The listing below must be repeated word for word, with its images excluded.

[Start Records]

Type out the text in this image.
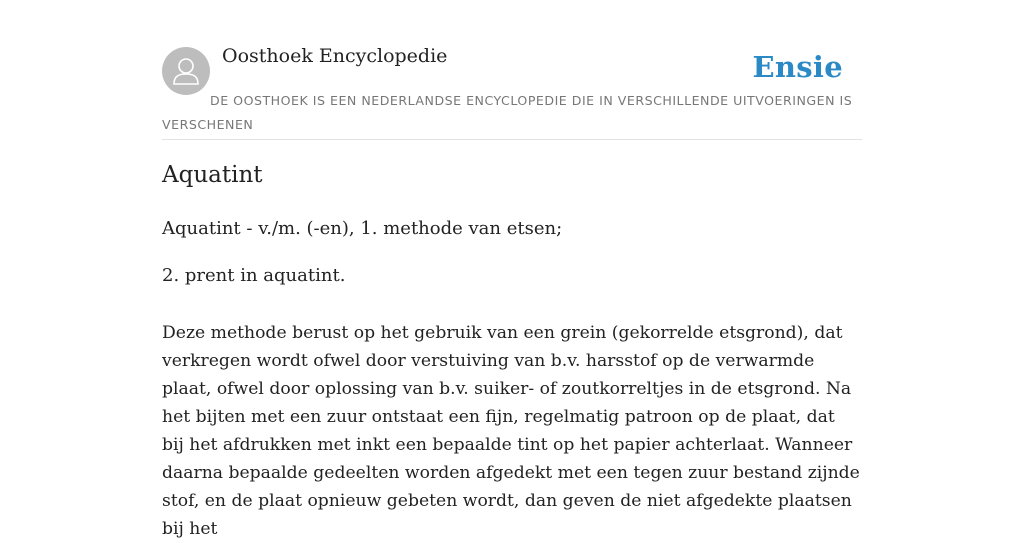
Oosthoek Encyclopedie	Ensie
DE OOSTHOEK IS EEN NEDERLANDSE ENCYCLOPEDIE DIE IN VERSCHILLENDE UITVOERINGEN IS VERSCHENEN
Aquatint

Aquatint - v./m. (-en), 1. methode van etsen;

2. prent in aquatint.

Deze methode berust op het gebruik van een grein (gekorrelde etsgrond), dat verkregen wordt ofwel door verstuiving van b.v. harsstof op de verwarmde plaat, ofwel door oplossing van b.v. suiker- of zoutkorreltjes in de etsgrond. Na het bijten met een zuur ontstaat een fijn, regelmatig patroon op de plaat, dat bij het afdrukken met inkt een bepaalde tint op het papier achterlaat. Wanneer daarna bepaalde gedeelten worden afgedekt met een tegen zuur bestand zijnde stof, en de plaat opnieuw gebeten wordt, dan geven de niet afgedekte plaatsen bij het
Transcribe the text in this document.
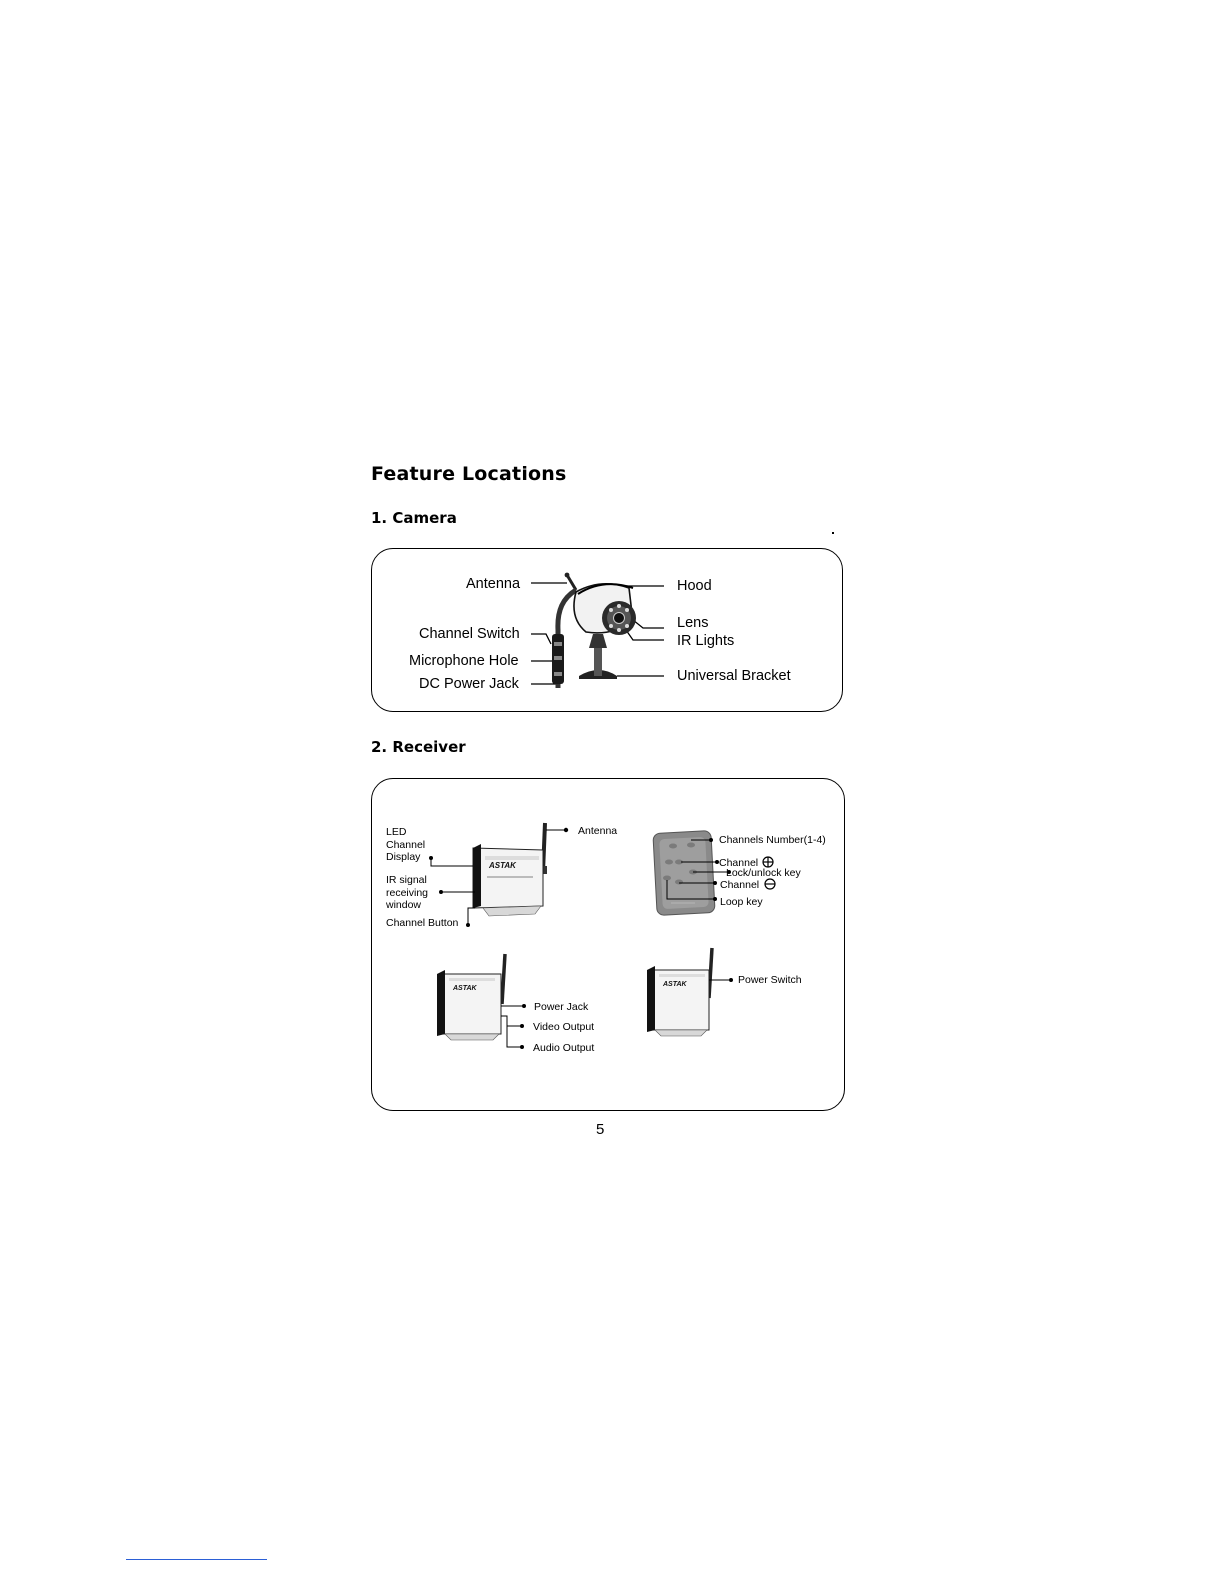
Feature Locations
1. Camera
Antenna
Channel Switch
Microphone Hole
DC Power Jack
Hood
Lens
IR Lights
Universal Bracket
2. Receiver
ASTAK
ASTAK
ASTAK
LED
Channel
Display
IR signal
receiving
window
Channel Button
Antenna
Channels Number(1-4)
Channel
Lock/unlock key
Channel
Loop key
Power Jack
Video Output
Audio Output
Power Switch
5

[End Records]

## Answer to the problem
Type out the text in this image.
Oosthoek Encyclopedie	Ensie
DE OOSTHOEK IS EEN NEDERLANDSE ENCYCLOPEDIE DIE IN VERSCHILLENDE UITVOERINGEN IS VERSCHENEN
Aquatint

Aquatint - v./m. (-en), 1. methode van etsen;

2. prent in aquatint.

Deze methode berust op het gebruik van een grein (gekorrelde etsgrond), dat verkregen wordt ofwel door verstuiving van b.v. harsstof op de verwarmde plaat, ofwel door oplossing van b.v. suiker- of zoutkorreltjes in de etsgrond. Na het bijten met een zuur ontstaat een fijn, regelmatig patroon op de plaat, dat bij het afdrukken met inkt een bepaalde tint op het papier achterlaat. Wanneer daarna bepaalde gedeelten worden afgedekt met een tegen zuur bestand zijnde stof, en de plaat opnieuw gebeten wordt, dan geven de niet afgedekte plaatsen bij het
Transcribe the text in this document.
Feature Locations
1. Camera
Antenna
Channel Switch
Microphone Hole
DC Power Jack
Hood
Lens
IR Lights
Universal Bracket
2. Receiver
ASTAK
ASTAK
ASTAK
LED
Channel
Display
IR signal
receiving
window
Channel Button
Antenna
Channels Number(1-4)
Channel
Lock/unlock key
Channel
Loop key
Power Jack
Video Output
Audio Output
Power Switch
5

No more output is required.